| Exercise directions |
Quote all of the data exactly as given. Skip every picture it contains.

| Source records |
┌────────

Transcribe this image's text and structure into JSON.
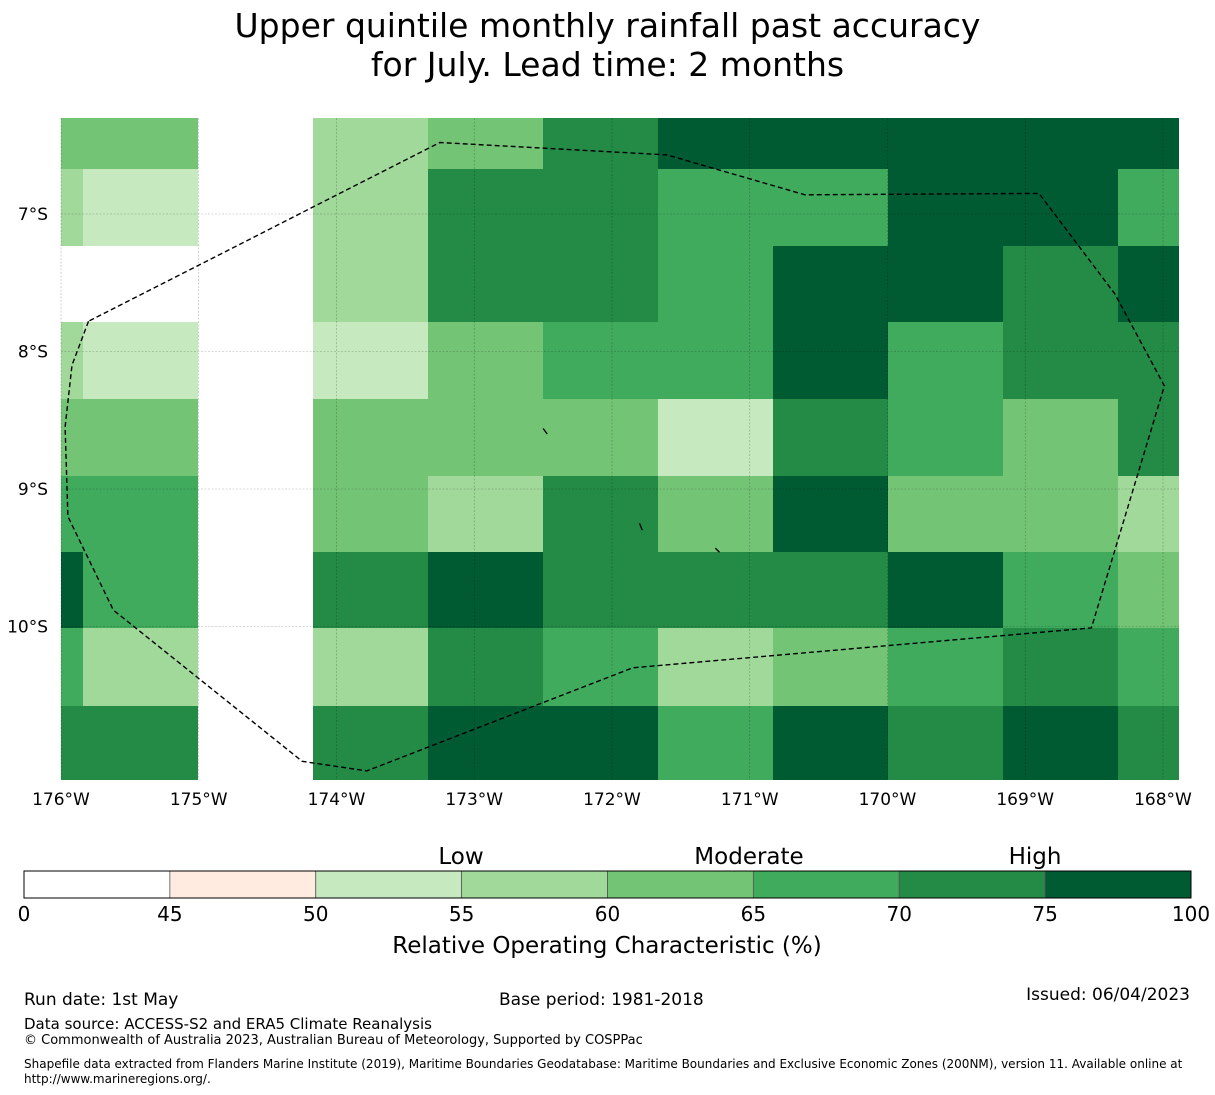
{
  "title": {
    "line1": "Upper quintile monthly rainfall past accuracy",
    "line2": "for July. Lead time: 2 months"
  },
  "map": {
    "lon_range": [
      -176,
      -167.9
    ],
    "lat_range": [
      -11.1,
      -6.3
    ],
    "lat_labels": [
      "7°S",
      "8°S",
      "9°S",
      "10°S"
    ],
    "lon_labels": [
      "176°W",
      "175°W",
      "174°W",
      "173°W",
      "172°W",
      "171°W",
      "170°W",
      "169°W",
      "168°W"
    ],
    "colors": {
      "nodata": "#ffffff",
      "c45_50": "#ffebe0",
      "c50_55": "#c7e9c0",
      "c55_60": "#a1d99b",
      "c60_65": "#74c476",
      "c65_70": "#41ab5d",
      "c70_75": "#238b45",
      "c75_100": "#005a32"
    },
    "grid_rows": [
      [
        "c60_65",
        "c55_60",
        "c60_65",
        "c70_75",
        "c75_100",
        "c75_100",
        "c75_100",
        "c75_100",
        "c75_100"
      ],
      [
        "c50_55",
        "c55_60",
        "c70_75",
        "c70_75",
        "c65_70",
        "c65_70",
        "c75_100",
        "c75_100",
        "c65_70"
      ],
      [
        "nodata",
        "c55_60",
        "c70_75",
        "c70_75",
        "c65_70",
        "c75_100",
        "c75_100",
        "c70_75",
        "c75_100"
      ],
      [
        "c50_55",
        "c50_55",
        "c60_65",
        "c65_70",
        "c65_70",
        "c75_100",
        "c65_70",
        "c70_75",
        "c70_75"
      ],
      [
        "c60_65",
        "c60_65",
        "c60_65",
        "c60_65",
        "c50_55",
        "c70_75",
        "c65_70",
        "c60_65",
        "c70_75"
      ],
      [
        "c65_70",
        "c60_65",
        "c55_60",
        "c70_75",
        "c60_65",
        "c75_100",
        "c60_65",
        "c60_65",
        "c55_60"
      ],
      [
        "c65_70",
        "c70_75",
        "c75_100",
        "c70_75",
        "c70_75",
        "c70_75",
        "c75_100",
        "c65_70",
        "c60_65"
      ],
      [
        "c55_60",
        "c55_60",
        "c70_75",
        "c65_70",
        "c55_60",
        "c60_65",
        "c65_70",
        "c70_75",
        "c65_70"
      ],
      [
        "c70_75",
        "c70_75",
        "c75_100",
        "c75_100",
        "c65_70",
        "c75_100",
        "c70_75",
        "c75_100",
        "c70_75"
      ]
    ],
    "edge_cells": [
      {
        "row": 1,
        "col": 0,
        "color": "c55_60"
      },
      {
        "row": 3,
        "col": 0,
        "color": "c55_60"
      },
      {
        "row": 5,
        "col": 0,
        "color": "c65_70"
      },
      {
        "row": 6,
        "col": 0,
        "color": "c75_100"
      },
      {
        "row": 7,
        "col": 0,
        "color": "c65_70"
      }
    ],
    "boundary": [
      [
        -175.8,
        -7.78
      ],
      [
        -175.92,
        -8.1
      ],
      [
        -175.97,
        -8.55
      ],
      [
        -175.95,
        -9.2
      ],
      [
        -175.62,
        -9.88
      ],
      [
        -174.25,
        -10.98
      ],
      [
        -173.78,
        -11.05
      ],
      [
        -171.85,
        -10.3
      ],
      [
        -168.52,
        -10.01
      ],
      [
        -167.99,
        -8.25
      ],
      [
        -168.35,
        -7.58
      ],
      [
        -168.9,
        -6.85
      ],
      [
        -170.6,
        -6.86
      ],
      [
        -171.6,
        -6.57
      ],
      [
        -173.25,
        -6.48
      ],
      [
        -175.8,
        -7.78
      ]
    ],
    "islands": [
      [
        [
          -172.5,
          -8.56
        ],
        [
          -172.47,
          -8.6
        ]
      ],
      [
        [
          -171.8,
          -9.25
        ],
        [
          -171.78,
          -9.3
        ]
      ],
      [
        [
          -171.25,
          -9.43
        ],
        [
          -171.22,
          -9.46
        ]
      ]
    ]
  },
  "legend": {
    "category_labels": [
      "Low",
      "Moderate",
      "High"
    ],
    "bins": [
      {
        "from": 0,
        "to": 45,
        "color": "#ffffff"
      },
      {
        "from": 45,
        "to": 50,
        "color": "#ffebe0"
      },
      {
        "from": 50,
        "to": 55,
        "color": "#c7e9c0"
      },
      {
        "from": 55,
        "to": 60,
        "color": "#a1d99b"
      },
      {
        "from": 60,
        "to": 65,
        "color": "#74c476"
      },
      {
        "from": 65,
        "to": 70,
        "color": "#41ab5d"
      },
      {
        "from": 70,
        "to": 75,
        "color": "#238b45"
      },
      {
        "from": 75,
        "to": 100,
        "color": "#005a32"
      }
    ],
    "tick_labels": [
      "0",
      "45",
      "50",
      "55",
      "60",
      "65",
      "70",
      "75",
      "100"
    ],
    "axis_label": "Relative Operating Characteristic (%)"
  },
  "footer": {
    "run_date": "Run date: 1st May",
    "base_period": "Base period: 1981-2018",
    "issued": "Issued: 06/04/2023",
    "data_source": "Data source: ACCESS-S2 and ERA5 Climate Reanalysis",
    "copyright": "© Commonwealth of Australia 2023, Australian Bureau of Meteorology, Supported by COSPPac",
    "shapefile_line1": "Shapefile data extracted from Flanders Marine Institute (2019), Maritime Boundaries Geodatabase: Maritime Boundaries and Exclusive Economic Zones (200NM), version 11. Available online at",
    "shapefile_line2": "http://www.marineregions.org/."
  }
}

└────────

| Solution for this problem |
Transcribe this image's text and structure into JSON.
{
  "title": {
    "line1": "Upper quintile monthly rainfall past accuracy",
    "line2": "for July. Lead time: 2 months"
  },
  "map": {
    "lon_range": [
      -176,
      -167.9
    ],
    "lat_range": [
      -11.1,
      -6.3
    ],
    "lat_labels": [
      "7°S",
      "8°S",
      "9°S",
      "10°S"
    ],
    "lon_labels": [
      "176°W",
      "175°W",
      "174°W",
      "173°W",
      "172°W",
      "171°W",
      "170°W",
      "169°W",
      "168°W"
    ],
    "colors": {
      "nodata": "#ffffff",
      "c45_50": "#ffebe0",
      "c50_55": "#c7e9c0",
      "c55_60": "#a1d99b",
      "c60_65": "#74c476",
      "c65_70": "#41ab5d",
      "c70_75": "#238b45",
      "c75_100": "#005a32"
    },
    "grid_rows": [
      [
        "c60_65",
        "c55_60",
        "c60_65",
        "c70_75",
        "c75_100",
        "c75_100",
        "c75_100",
        "c75_100",
        "c75_100"
      ],
      [
        "c50_55",
        "c55_60",
        "c70_75",
        "c70_75",
        "c65_70",
        "c65_70",
        "c75_100",
        "c75_100",
        "c65_70"
      ],
      [
        "nodata",
        "c55_60",
        "c70_75",
        "c70_75",
        "c65_70",
        "c75_100",
        "c75_100",
        "c70_75",
        "c75_100"
      ],
      [
        "c50_55",
        "c50_55",
        "c60_65",
        "c65_70",
        "c65_70",
        "c75_100",
        "c65_70",
        "c70_75",
        "c70_75"
      ],
      [
        "c60_65",
        "c60_65",
        "c60_65",
        "c60_65",
        "c50_55",
        "c70_75",
        "c65_70",
        "c60_65",
        "c70_75"
      ],
      [
        "c65_70",
        "c60_65",
        "c55_60",
        "c70_75",
        "c60_65",
        "c75_100",
        "c60_65",
        "c60_65",
        "c55_60"
      ],
      [
        "c65_70",
        "c70_75",
        "c75_100",
        "c70_75",
        "c70_75",
        "c70_75",
        "c75_100",
        "c65_70",
        "c60_65"
      ],
      [
        "c55_60",
        "c55_60",
        "c70_75",
        "c65_70",
        "c55_60",
        "c60_65",
        "c65_70",
        "c70_75",
        "c65_70"
      ],
      [
        "c70_75",
        "c70_75",
        "c75_100",
        "c75_100",
        "c65_70",
        "c75_100",
        "c70_75",
        "c75_100",
        "c70_75"
      ]
    ],
    "edge_cells": [
      {
        "row": 1,
        "col": 0,
        "color": "c55_60"
      },
      {
        "row": 3,
        "col": 0,
        "color": "c55_60"
      },
      {
        "row": 5,
        "col": 0,
        "color": "c65_70"
      },
      {
        "row": 6,
        "col": 0,
        "color": "c75_100"
      },
      {
        "row": 7,
        "col": 0,
        "color": "c65_70"
      }
    ],
    "boundary": [
      [
        -175.8,
        -7.78
      ],
      [
        -175.92,
        -8.1
      ],
      [
        -175.97,
        -8.55
      ],
      [
        -175.95,
        -9.2
      ],
      [
        -175.62,
        -9.88
      ],
      [
        -174.25,
        -10.98
      ],
      [
        -173.78,
        -11.05
      ],
      [
        -171.85,
        -10.3
      ],
      [
        -168.52,
        -10.01
      ],
      [
        -167.99,
        -8.25
      ],
      [
        -168.35,
        -7.58
      ],
      [
        -168.9,
        -6.85
      ],
      [
        -170.6,
        -6.86
      ],
      [
        -171.6,
        -6.57
      ],
      [
        -173.25,
        -6.48
      ],
      [
        -175.8,
        -7.78
      ]
    ],
    "islands": [
      [
        [
          -172.5,
          -8.56
        ],
        [
          -172.47,
          -8.6
        ]
      ],
      [
        [
          -171.8,
          -9.25
        ],
        [
          -171.78,
          -9.3
        ]
      ],
      [
        [
          -171.25,
          -9.43
        ],
        [
          -171.22,
          -9.46
        ]
      ]
    ]
  },
  "legend": {
    "category_labels": [
      "Low",
      "Moderate",
      "High"
    ],
    "bins": [
      {
        "from": 0,
        "to": 45,
        "color": "#ffffff"
      },
      {
        "from": 45,
        "to": 50,
        "color": "#ffebe0"
      },
      {
        "from": 50,
        "to": 55,
        "color": "#c7e9c0"
      },
      {
        "from": 55,
        "to": 60,
        "color": "#a1d99b"
      },
      {
        "from": 60,
        "to": 65,
        "color": "#74c476"
      },
      {
        "from": 65,
        "to": 70,
        "color": "#41ab5d"
      },
      {
        "from": 70,
        "to": 75,
        "color": "#238b45"
      },
      {
        "from": 75,
        "to": 100,
        "color": "#005a32"
      }
    ],
    "tick_labels": [
      "0",
      "45",
      "50",
      "55",
      "60",
      "65",
      "70",
      "75",
      "100"
    ],
    "axis_label": "Relative Operating Characteristic (%)"
  },
  "footer": {
    "run_date": "Run date: 1st May",
    "base_period": "Base period: 1981-2018",
    "issued": "Issued: 06/04/2023",
    "data_source": "Data source: ACCESS-S2 and ERA5 Climate Reanalysis",
    "copyright": "© Commonwealth of Australia 2023, Australian Bureau of Meteorology, Supported by COSPPac",
    "shapefile_line1": "Shapefile data extracted from Flanders Marine Institute (2019), Maritime Boundaries Geodatabase: Maritime Boundaries and Exclusive Economic Zones (200NM), version 11. Available online at",
    "shapefile_line2": "http://www.marineregions.org/."
  }
}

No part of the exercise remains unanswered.